:: DATA EXCERPTS
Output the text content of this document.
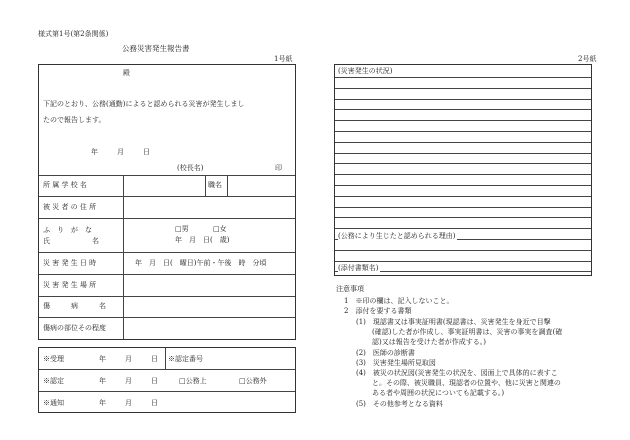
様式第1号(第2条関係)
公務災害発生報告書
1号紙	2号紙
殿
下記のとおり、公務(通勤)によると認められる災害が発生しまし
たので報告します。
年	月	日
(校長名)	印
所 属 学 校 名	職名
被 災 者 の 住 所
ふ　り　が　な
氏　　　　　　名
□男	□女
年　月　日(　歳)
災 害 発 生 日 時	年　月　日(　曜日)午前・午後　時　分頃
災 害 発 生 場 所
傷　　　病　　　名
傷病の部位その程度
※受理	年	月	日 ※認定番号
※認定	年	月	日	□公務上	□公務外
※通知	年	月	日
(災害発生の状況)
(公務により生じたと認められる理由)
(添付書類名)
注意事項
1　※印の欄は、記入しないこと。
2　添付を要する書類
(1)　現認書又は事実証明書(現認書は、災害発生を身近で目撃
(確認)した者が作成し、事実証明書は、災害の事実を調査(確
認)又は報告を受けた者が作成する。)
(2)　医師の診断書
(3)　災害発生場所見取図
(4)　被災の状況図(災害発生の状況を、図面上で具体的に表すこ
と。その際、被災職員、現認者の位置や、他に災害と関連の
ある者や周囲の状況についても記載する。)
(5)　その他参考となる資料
::::
The entries above are to be returned exactly, without their pictures.

_EXERCISE ANSWER_
Output the text content of this document.
様式第1号(第2条関係)
公務災害発生報告書
1号紙	2号紙
殿
下記のとおり、公務(通勤)によると認められる災害が発生しまし
たので報告します。
年	月	日
(校長名)	印
所 属 学 校 名	職名
被 災 者 の 住 所
ふ　り　が　な
氏　　　　　　名
□男	□女
年　月　日(　歳)
災 害 発 生 日 時	年　月　日(　曜日)午前・午後　時　分頃
災 害 発 生 場 所
傷　　　病　　　名
傷病の部位その程度
※受理	年	月	日 ※認定番号
※認定	年	月	日	□公務上	□公務外
※通知	年	月	日
(災害発生の状況)
(公務により生じたと認められる理由)
(添付書類名)
注意事項
1　※印の欄は、記入しないこと。
2　添付を要する書類
(1)　現認書又は事実証明書(現認書は、災害発生を身近で目撃
(確認)した者が作成し、事実証明書は、災害の事実を調査(確
認)又は報告を受けた者が作成する。)
(2)　医師の診断書
(3)　災害発生場所見取図
(4)　被災の状況図(災害発生の状況を、図面上で具体的に表すこ
と。その際、被災職員、現認者の位置や、他に災害と関連の
ある者や周囲の状況についても記載する。)
(5)　その他参考となる資料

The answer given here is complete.